───── EXCERPTED PASSAGE

Re: Running continuously on yarn with kerberos

Stephan Ewen Sat, 07 Nov 2015 05:52:27 -0800

Hi Niels!

Usually, you simply build the binaries by invoking "mvn -DskipTests clean
package" in the root flink directory. The resulting program should be in
the "build-target" directory.


If the program gets stuck, let us know where and what the last message on
the command line is.

Please be aware that the final step of building the "flink-dist" project
may take a while, especially on systems with hard disks (as opposed to
SSDs) and a comparatively low amount of memory. The reason is that the
building of the final JAR file is quite expensive, because the system
re-packages certain libraries in order to avoid conflicts between different
versions.

Stephan


On Sat, Nov 7, 2015 at 2:40 PM, Niels Basjes <[email protected]> wrote:

> Hi,
>
> Excellent.
> What you can help me with are the commands to build the binary
> distribution from source.
> I tried it last Thursday and the build seemed to get stuck at some point
> (at the end of/just after building the dist module).
> I haven't been able to figure out why yet.
>
> Niels
> On 5 Nov 2015 14:57, "Maximilian Michels" <[email protected]> wrote:
>
>> Thank you for looking into the problem, Niels. Let us know if you need
>> anything. We would be happy to merge a pull request once you have verified
>> the fix.
>>
>> On Thu, Nov 5, 2015 at 1:38 PM, Niels Basjes <[email protected]> wrote:
>>
>>> I created https://issues.apache.org/jira/browse/FLINK-2977
>>>
>>> On Thu, Nov 5, 2015 at 12:25 PM, Robert Metzger <[email protected]>
>>> wrote:
>>>
>>>> Hi Niels,
>>>> thank you for analyzing the issue so properly. I agree with you. It
>>>> seems that HDFS and HBase are using their own tokes which we need to
>>>> transfer from the client to the YARN containers. We should be able to port
>>>> the fix from Spark (which they got from Storm) into our YARN client.
>>>> I think we would add this in org.apache.flink.yarn.Utils#
>>>> setTokensFor().
>>>>
>>>> Do you want to implement and verify the fix yourself? If you are to
>>>> busy at the moment, we can also discuss how we share the work (I'm
>>>> implementing it, you test the fix)
>>>>
>>>>
>>>> Robert
>>>>
>>>> On Tue, Nov 3, 2015 at 5:26 PM, Niels Basjes <[email protected]> wrote:
>>>>
>>>>> Update on the status so far.... I suspect I found a problem in a
>>>>> secure setup.
>>>>>
>>>>> I have created a very simple Flink topology consisting of a streaming
>>>>> Source (the outputs the timestamp a few times per second) and a Sink (that
>>>>> puts that timestamp into a single record in HBase).

──────────

#### EXERCISES TO COMPLETE:
1. According to the mailing-list thread, which command builds the binaries when run in the root flink directory?
2. Reproduce the part of the mailing-list thread that opens with the words containing "Stephan Ewen Sat, 07" and closes with "command line is.".
3. Continue the mailing-list thread about running Flink on YARN with Kerberos from the point where its text stops.

───── RECORD EXCERPTS

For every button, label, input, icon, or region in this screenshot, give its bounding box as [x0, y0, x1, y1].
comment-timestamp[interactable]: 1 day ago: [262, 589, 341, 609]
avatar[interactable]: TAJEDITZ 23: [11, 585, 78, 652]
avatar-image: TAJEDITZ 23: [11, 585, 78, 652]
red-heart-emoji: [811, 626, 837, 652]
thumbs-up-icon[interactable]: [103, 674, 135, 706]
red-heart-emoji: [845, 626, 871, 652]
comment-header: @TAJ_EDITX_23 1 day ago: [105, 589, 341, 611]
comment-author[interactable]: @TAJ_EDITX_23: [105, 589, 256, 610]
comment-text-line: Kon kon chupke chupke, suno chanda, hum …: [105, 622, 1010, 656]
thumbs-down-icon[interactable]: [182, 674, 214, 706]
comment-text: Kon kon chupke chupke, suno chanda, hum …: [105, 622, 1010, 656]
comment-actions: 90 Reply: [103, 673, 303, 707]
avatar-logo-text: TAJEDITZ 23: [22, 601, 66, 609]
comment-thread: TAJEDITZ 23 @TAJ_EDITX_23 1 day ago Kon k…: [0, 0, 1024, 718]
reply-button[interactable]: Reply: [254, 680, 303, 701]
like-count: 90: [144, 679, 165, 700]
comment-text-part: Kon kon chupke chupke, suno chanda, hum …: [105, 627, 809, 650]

──────────

#### SET OF ANSWERS:
1. "mvn -DskipTests clean package"

2.
Stephan Ewen Sat, 07 Nov 2015 05:52:27 -0800

Hi Niels!

Usually, you simply build the binaries by invoking "mvn -DskipTests clean
package" in the root flink directory. The resulting program should be in
the "build-target" directory.


If the program gets stuck, let us know where and what the last message on
the command line is.

3.
>>>>> Running this on a non-secure Yarn cluster works fine.
>>>>>
>>>>> To run it on a secured Yarn cluster my main routine now looks like
>>>>> this:
>>>>>
>>>>> public static void main(String[] args) throws Exception {
>>>>>     System.setProperty("java.security.krb5.conf", "/etc/krb5.conf");
>>>>>     UserGroupInformation.loginUserFromKeytab("[email protected]", 
>>>>> "/home/nbasjes/.krb/nbasjes.keytab");
>>>>>
>>>>>     final StreamExecutionEnvironment env = 
>>>>> StreamExecutionEnvironment.getExecutionEnvironment();
>>>>>     env.setParallelism(1);
>>>>>
>>>>>     DataStream<String> stream = env.addSource(new TimerTicksSource());
>>>>>     stream.addSink(new SetHBaseRowSink());
>>>>>     env.execute("Long running Flink application");
>>>>> }
>>>>>
>>>>> When I run this
>>>>>      flink run -m yarn-cluster -yn 1 -yjm 1024 -ytm 4096
>>>>> ./kerberos-1.0-SNAPSHOT.jar
>>>>>
>>>>> I see after the startup messages:
>>>>>
>>>>> 17:13:24,466 INFO  org.apache.hadoop.security.UserGroupInformation
>>>>>           - Login successful for user [email protected] using keytab
>>>>> file /home/nbasjes/.krb/nbasjes.keytab
>>>>> 11/03/2015 17:13:25 Job execution switched to status RUNNING.
>>>>> 11/03/2015 17:13:25 Custom Source -> Stream Sink(1/1) switched to
>>>>> SCHEDULED
>>>>> 11/03/2015 17:13:25 Custom Source -> Stream Sink(1/1) switched to
>>>>> DEPLOYING
>>>>> 11/03/2015 17:13:25 Custom Source -> Stream Sink(1/1) switched to
>>>>> RUNNING
>>>>>
>>>>> Which looks good.
>>>>>
>>>>> However ... no data goes into HBase.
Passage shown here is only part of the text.